▶
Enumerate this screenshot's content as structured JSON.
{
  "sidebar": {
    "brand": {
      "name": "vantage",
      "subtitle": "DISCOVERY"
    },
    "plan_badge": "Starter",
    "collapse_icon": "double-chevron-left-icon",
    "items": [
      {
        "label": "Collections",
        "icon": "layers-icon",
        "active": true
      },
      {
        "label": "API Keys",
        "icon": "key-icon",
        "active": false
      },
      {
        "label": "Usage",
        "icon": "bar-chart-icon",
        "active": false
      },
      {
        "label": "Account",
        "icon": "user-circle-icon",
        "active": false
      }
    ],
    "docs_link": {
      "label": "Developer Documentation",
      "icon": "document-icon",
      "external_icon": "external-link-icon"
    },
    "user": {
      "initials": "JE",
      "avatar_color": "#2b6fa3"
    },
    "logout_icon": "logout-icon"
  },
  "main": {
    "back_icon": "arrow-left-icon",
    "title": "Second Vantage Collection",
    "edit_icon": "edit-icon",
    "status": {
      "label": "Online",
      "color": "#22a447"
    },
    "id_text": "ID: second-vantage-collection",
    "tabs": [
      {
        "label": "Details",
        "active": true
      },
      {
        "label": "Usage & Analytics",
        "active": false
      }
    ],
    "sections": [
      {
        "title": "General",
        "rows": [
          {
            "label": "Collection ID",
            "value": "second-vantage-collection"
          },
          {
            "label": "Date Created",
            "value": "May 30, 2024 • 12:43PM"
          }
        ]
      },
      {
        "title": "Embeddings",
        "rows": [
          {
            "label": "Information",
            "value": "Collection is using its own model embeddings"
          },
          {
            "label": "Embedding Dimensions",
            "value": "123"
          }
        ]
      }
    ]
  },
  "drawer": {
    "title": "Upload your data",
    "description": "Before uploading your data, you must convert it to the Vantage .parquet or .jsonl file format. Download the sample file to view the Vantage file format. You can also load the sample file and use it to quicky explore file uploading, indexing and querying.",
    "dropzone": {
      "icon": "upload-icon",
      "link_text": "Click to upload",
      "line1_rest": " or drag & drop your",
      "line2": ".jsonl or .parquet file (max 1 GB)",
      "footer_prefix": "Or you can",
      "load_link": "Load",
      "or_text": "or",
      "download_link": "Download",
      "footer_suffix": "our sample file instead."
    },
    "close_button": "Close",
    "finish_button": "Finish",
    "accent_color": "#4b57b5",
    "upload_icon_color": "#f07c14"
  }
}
◀
-- Exercise goal --
Make a copy of each line that contains the string "left".

-- Written solution --
    "collapse_icon": "double-chevron-left-icon",
    "back_icon": "arrow-left-icon",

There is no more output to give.